| WRITTEN PROBLEM |
Format the data below as a JSON list of strings, one string per line, omitting blank lines and leaving out the pictures.
#### DATA SUPPLIED
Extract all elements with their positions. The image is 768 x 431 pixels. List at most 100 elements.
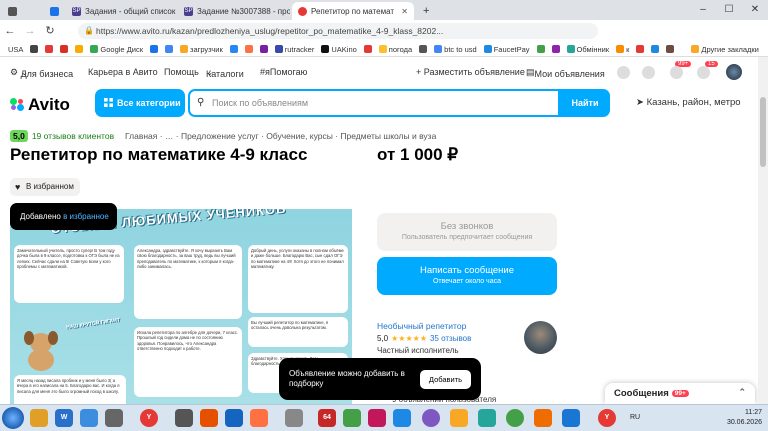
seller-avatar[interactable]: [524, 321, 557, 354]
tab-tasks-list[interactable]: SP Задания - общий список: [66, 2, 176, 20]
forward-arrow-icon[interactable]: →: [20, 21, 40, 41]
bookmark-icon[interactable]: [150, 45, 158, 53]
find-button[interactable]: Найти: [560, 89, 610, 117]
close-window-icon[interactable]: ✕: [742, 0, 768, 20]
start-button-icon[interactable]: [2, 407, 24, 429]
new-tab-button[interactable]: +: [417, 2, 431, 20]
bookmark-exchanger[interactable]: Обмінник: [566, 45, 609, 54]
avito-page: ⚙ Для бизнеса ⌄ Карьера в Авито Помощь К…: [0, 57, 758, 404]
bookmark-faucetpay[interactable]: FaucetPay: [483, 45, 530, 54]
bookmark-youtube-icon[interactable]: [45, 45, 54, 53]
app-icon[interactable]: [478, 409, 496, 427]
bookmark-rutracker[interactable]: rutracker: [274, 45, 314, 54]
app-icon[interactable]: [393, 409, 411, 427]
word-icon[interactable]: W: [55, 409, 73, 427]
search-input[interactable]: ⚲ Поиск по объявлениям: [188, 89, 560, 117]
url-field[interactable]: 🔒 https://www.avito.ru/kazan/predlozheni…: [78, 23, 598, 39]
favorite-button[interactable]: ♥ В избранном: [10, 178, 80, 196]
yandex-browser-icon[interactable]: Y: [140, 409, 158, 427]
help-link[interactable]: Помощь: [164, 67, 199, 77]
app-icon[interactable]: [80, 409, 98, 427]
messages-icon[interactable]: [670, 66, 683, 79]
notifications-bell-icon[interactable]: [642, 66, 655, 79]
app-icon[interactable]: [450, 409, 468, 427]
system-clock[interactable]: 11:27 30.06.2026: [727, 408, 762, 428]
cart-icon[interactable]: [697, 66, 710, 79]
bookmark-usa[interactable]: USA: [8, 45, 23, 54]
favorites-heart-icon[interactable]: [617, 66, 630, 79]
bookmark-google-drive[interactable]: Google Диск: [90, 45, 143, 54]
yandex-browser-icon[interactable]: Y: [598, 409, 616, 427]
bookmark-k[interactable]: к: [616, 45, 629, 54]
favorites-link[interactable]: в избранное: [63, 212, 109, 221]
for-business-link[interactable]: ⚙ Для бизнеса ⌄: [10, 67, 73, 79]
tab-active-avito[interactable]: Репетитор по математ ✕: [292, 2, 414, 20]
minimize-window-icon[interactable]: –: [690, 0, 716, 20]
add-to-collection-button[interactable]: Добавить: [420, 370, 471, 389]
app-64-icon[interactable]: 64: [318, 409, 336, 427]
bookmark-icon[interactable]: [636, 45, 645, 53]
bookmark-vk-icon[interactable]: [229, 45, 238, 53]
app-icon[interactable]: [225, 409, 243, 427]
avito-logo[interactable]: Avito: [10, 95, 70, 115]
all-categories-button[interactable]: Все категории: [95, 89, 185, 117]
catalogs-link[interactable]: Каталоги ⌄: [206, 67, 244, 79]
tab-task-3007388[interactable]: SP Задание №3007388 - про: [178, 2, 290, 20]
location-selector[interactable]: ➤ Казань, район, метро: [636, 97, 741, 108]
reload-icon[interactable]: ↻: [40, 21, 60, 41]
media-player-icon[interactable]: [250, 409, 268, 427]
app-icon[interactable]: [562, 409, 580, 427]
file-explorer-icon[interactable]: [30, 409, 48, 427]
rating-badge: 5,0: [10, 130, 28, 142]
bookmark-icon[interactable]: [75, 45, 84, 53]
tab-pinned-2[interactable]: [44, 2, 64, 20]
app-icon[interactable]: [368, 409, 386, 427]
seller-reviews-link[interactable]: 35 отзывов: [430, 334, 471, 343]
other-bookmarks-folder[interactable]: Другие закладки: [691, 45, 759, 54]
app-icon[interactable]: [534, 409, 552, 427]
bookmark-icon[interactable]: [551, 45, 560, 53]
chevron-up-icon[interactable]: ⌃: [738, 387, 746, 398]
bookmark-icon[interactable]: [666, 45, 675, 53]
i-help-link[interactable]: #яПомогаю: [260, 67, 307, 77]
language-indicator[interactable]: RU: [630, 414, 640, 421]
tab-pinned-1[interactable]: [2, 2, 22, 20]
bookmark-weather[interactable]: погода: [378, 45, 412, 54]
bookmark-icon[interactable]: [536, 45, 545, 53]
bookmark-downloader[interactable]: загрузчик: [180, 45, 223, 54]
app-icon[interactable]: [175, 409, 193, 427]
bookmark-btc-to-usd[interactable]: btc to usd: [434, 45, 477, 54]
bookmark-icon[interactable]: [259, 45, 268, 53]
clock-date: 30.06.2026: [726, 419, 762, 426]
scroll-thumb[interactable]: [760, 97, 766, 167]
app-icon[interactable]: [285, 409, 303, 427]
bookmark-icon[interactable]: [363, 45, 372, 53]
no-calls-button[interactable]: Без звонков Пользователь предпочитает со…: [377, 213, 557, 251]
messages-panel[interactable]: Сообщения 99+ ⌃: [605, 383, 755, 404]
listing-price: от 1 000 ₽: [377, 145, 459, 164]
bookmark-icon[interactable]: [165, 45, 173, 53]
app-icon[interactable]: [343, 409, 361, 427]
maximize-window-icon[interactable]: ☐: [716, 0, 742, 20]
app-icon[interactable]: [506, 409, 524, 427]
bookmark-uakino[interactable]: UAKino: [321, 45, 357, 54]
career-link[interactable]: Карьера в Авито: [88, 67, 158, 77]
client-reviews-link[interactable]: 19 отзывов клиентов: [32, 131, 114, 141]
app-icon[interactable]: [200, 409, 218, 427]
bookmark-icon[interactable]: [651, 45, 660, 53]
user-avatar[interactable]: [726, 64, 742, 80]
write-message-button[interactable]: Написать сообщение Отвечает около часа: [377, 257, 557, 295]
bookmark-icon[interactable]: [244, 45, 253, 53]
back-arrow-icon[interactable]: ←: [0, 21, 20, 41]
post-ad-link[interactable]: + Разместить объявление: [416, 67, 525, 77]
page-scrollbar[interactable]: [758, 57, 768, 404]
viber-icon[interactable]: [422, 409, 440, 427]
close-tab-icon[interactable]: ✕: [401, 7, 408, 16]
app-icon[interactable]: [105, 409, 123, 427]
bookmark-icon[interactable]: [419, 45, 428, 53]
my-ads-link[interactable]: ▤ Мои объявления: [526, 67, 605, 79]
bookmark-icon[interactable]: [30, 45, 39, 53]
bookmark-gmail-icon[interactable]: [60, 45, 69, 53]
breadcrumb[interactable]: Главная · … · Предложение услуг · Обучен…: [125, 131, 436, 141]
no-calls-sublabel: Пользователь предпочитает сообщения: [401, 234, 533, 241]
########
| THE RESPONSE |
[
  "Extract all elements with their positions. The image is 768 x 431 pixels. List at most 100 elements.",
  "seller-avatar[interactable]: [524, 321, 557, 354]",
  "tab-tasks-list[interactable]: SP Задания - общий список: [66, 2, 176, 20]",
  "forward-arrow-icon[interactable]: →: [20, 21, 40, 41]",
  "bookmark-icon[interactable]: [150, 45, 158, 53]",
  "find-button[interactable]: Найти: [560, 89, 610, 117]",
  "close-window-icon[interactable]: ✕: [742, 0, 768, 20]",
  "start-button-icon[interactable]: [2, 407, 24, 429]",
  "new-tab-button[interactable]: +: [417, 2, 431, 20]",
  "bookmark-exchanger[interactable]: Обмінник: [566, 45, 609, 54]",
  "avito-page: ⚙ Для бизнеса ⌄ Карьера в Авито Помощь К…: [0, 57, 758, 404]",
  "bookmark-faucetpay[interactable]: FaucetPay: [483, 45, 530, 54]",
  "bookmark-youtube-icon[interactable]: [45, 45, 54, 53]",
  "app-icon[interactable]: [478, 409, 496, 427]",
  "bookmark-rutracker[interactable]: rutracker: [274, 45, 314, 54]",
  "app-icon[interactable]: [393, 409, 411, 427]",
  "word-icon[interactable]: W: [55, 409, 73, 427]",
  "search-input[interactable]: ⚲ Поиск по объявлениям: [188, 89, 560, 117]",
  "url-field[interactable]: 🔒 https://www.avito.ru/kazan/predlozheni…: [78, 23, 598, 39]",
  "favorite-button[interactable]: ♥ В избранном: [10, 178, 80, 196]",
  "yandex-browser-icon[interactable]: Y: [140, 409, 158, 427]",
  "help-link[interactable]: Помощь: [164, 67, 199, 77]",
  "app-icon[interactable]: [80, 409, 98, 427]",
  "messages-icon[interactable]: [670, 66, 683, 79]",
  "notifications-bell-icon[interactable]: [642, 66, 655, 79]",
  "app-icon[interactable]: [450, 409, 468, 427]",
  "system-clock[interactable]: 11:27 30.06.2026: [727, 408, 762, 428]",
  "cart-icon[interactable]: [697, 66, 710, 79]",
  "bookmark-usa[interactable]: USA: [8, 45, 23, 54]",
  "favorites-heart-icon[interactable]: [617, 66, 630, 79]",
  "bookmark-google-drive[interactable]: Google Диск: [90, 45, 143, 54]",
  "yandex-browser-icon[interactable]: Y: [598, 409, 616, 427]",
  "bookmark-k[interactable]: к: [616, 45, 629, 54]",
  "favorites-link[interactable]: в избранное: [63, 212, 109, 221]",
  "for-business-link[interactable]: ⚙ Для бизнеса ⌄: [10, 67, 73, 79]",
  "tab-active-avito[interactable]: Репетитор по математ ✕: [292, 2, 414, 20]",
  "minimize-window-icon[interactable]: –: [690, 0, 716, 20]",
  "add-to-collection-button[interactable]: Добавить: [420, 370, 471, 389]",
  "app-64-icon[interactable]: 64: [318, 409, 336, 427]",
  "bookmark-icon[interactable]: [636, 45, 645, 53]",
  "bookmark-vk-icon[interactable]: [229, 45, 238, 53]",
  "app-icon[interactable]: [225, 409, 243, 427]",
  "avito-logo[interactable]: Avito: [10, 95, 70, 115]",
  "all-categories-button[interactable]: Все категории: [95, 89, 185, 117]",
  "catalogs-link[interactable]: Каталоги ⌄: [206, 67, 244, 79]",
  "tab-task-3007388[interactable]: SP Задание №3007388 - про: [178, 2, 290, 20]",
  "location-selector[interactable]: ➤ Казань, район, метро: [636, 97, 741, 108]",
  "reload-icon[interactable]: ↻: [40, 21, 60, 41]",
  "media-player-icon[interactable]: [250, 409, 268, 427]",
  "app-icon[interactable]: [562, 409, 580, 427]",
  "file-explorer-icon[interactable]: [30, 409, 48, 427]",
  "rating-badge: 5,0: [10, 130, 28, 142]",
  "bookmark-icon[interactable]: [75, 45, 84, 53]",
  "tab-pinned-2[interactable]: [44, 2, 64, 20]",
  "app-icon[interactable]: [368, 409, 386, 427]",
  "seller-reviews-link[interactable]: 35 отзывов: [430, 334, 471, 343]",
  "other-bookmarks-folder[interactable]: Другие закладки: [691, 45, 759, 54]",
  "app-icon[interactable]: [534, 409, 552, 427]",
  "bookmark-icon[interactable]: [551, 45, 560, 53]",
  "chevron-up-icon[interactable]: ⌃: [738, 387, 746, 398]",
  "bookmark-icon[interactable]: [666, 45, 675, 53]",
  "i-help-link[interactable]: #яПомогаю: [260, 67, 307, 77]",
  "language-indicator[interactable]: RU: [630, 414, 640, 421]",
  "tab-pinned-1[interactable]: [2, 2, 22, 20]",
  "bookmark-weather[interactable]: погода: [378, 45, 412, 54]",
  "bookmark-icon[interactable]: [536, 45, 545, 53]",
  "bookmark-downloader[interactable]: загрузчик: [180, 45, 223, 54]",
  "app-icon[interactable]: [175, 409, 193, 427]",
  "bookmark-btc-to-usd[interactable]: btc to usd: [434, 45, 477, 54]",
  "bookmark-icon[interactable]: [259, 45, 268, 53]",
  "clock-date: 30.06.2026: [726, 419, 762, 426]",
  "scroll-thumb[interactable]: [760, 97, 766, 167]",
  "app-icon[interactable]: [285, 409, 303, 427]",
  "bookmark-icon[interactable]: [363, 45, 372, 53]",
  "no-calls-button[interactable]: Без звонков Пользователь предпочитает со…: [377, 213, 557, 251]",
  "messages-panel[interactable]: Сообщения 99+ ⌃: [605, 383, 755, 404]",
  "listing-price: от 1 000 ₽: [377, 145, 459, 164]",
  "bookmark-icon[interactable]: [165, 45, 173, 53]",
  "app-icon[interactable]: [343, 409, 361, 427]",
  "maximize-window-icon[interactable]: ☐: [716, 0, 742, 20]",
  "app-icon[interactable]: [506, 409, 524, 427]",
  "bookmark-uakino[interactable]: UAKino: [321, 45, 357, 54]",
  "career-link[interactable]: Карьера в Авито: [88, 67, 158, 77]",
  "client-reviews-link[interactable]: 19 отзывов клиентов: [32, 131, 114, 141]",
  "app-icon[interactable]: [200, 409, 218, 427]",
  "bookmark-icon[interactable]: [651, 45, 660, 53]",
  "user-avatar[interactable]: [726, 64, 742, 80]",
  "write-message-button[interactable]: Написать сообщение Отвечает около часа: [377, 257, 557, 295]",
  "bookmark-icon[interactable]: [244, 45, 253, 53]",
  "back-arrow-icon[interactable]: ←: [0, 21, 20, 41]",
  "post-ad-link[interactable]: + Разместить объявление: [416, 67, 525, 77]",
  "page-scrollbar[interactable]: [758, 57, 768, 404]",
  "viber-icon[interactable]: [422, 409, 440, 427]",
  "close-tab-icon[interactable]: ✕: [401, 7, 408, 16]",
  "app-icon[interactable]: [105, 409, 123, 427]",
  "bookmark-icon[interactable]: [419, 45, 428, 53]",
  "my-ads-link[interactable]: ▤ Мои объявления: [526, 67, 605, 79]",
  "bookmark-icon[interactable]: [30, 45, 39, 53]",
  "bookmark-gmail-icon[interactable]: [60, 45, 69, 53]",
  "breadcrumb[interactable]: Главная · … · Предложение услуг · Обучен…: [125, 131, 436, 141]",
  "no-calls-sublabel: Пользователь предпочитает сообщения: [401, 234, 533, 241]"
]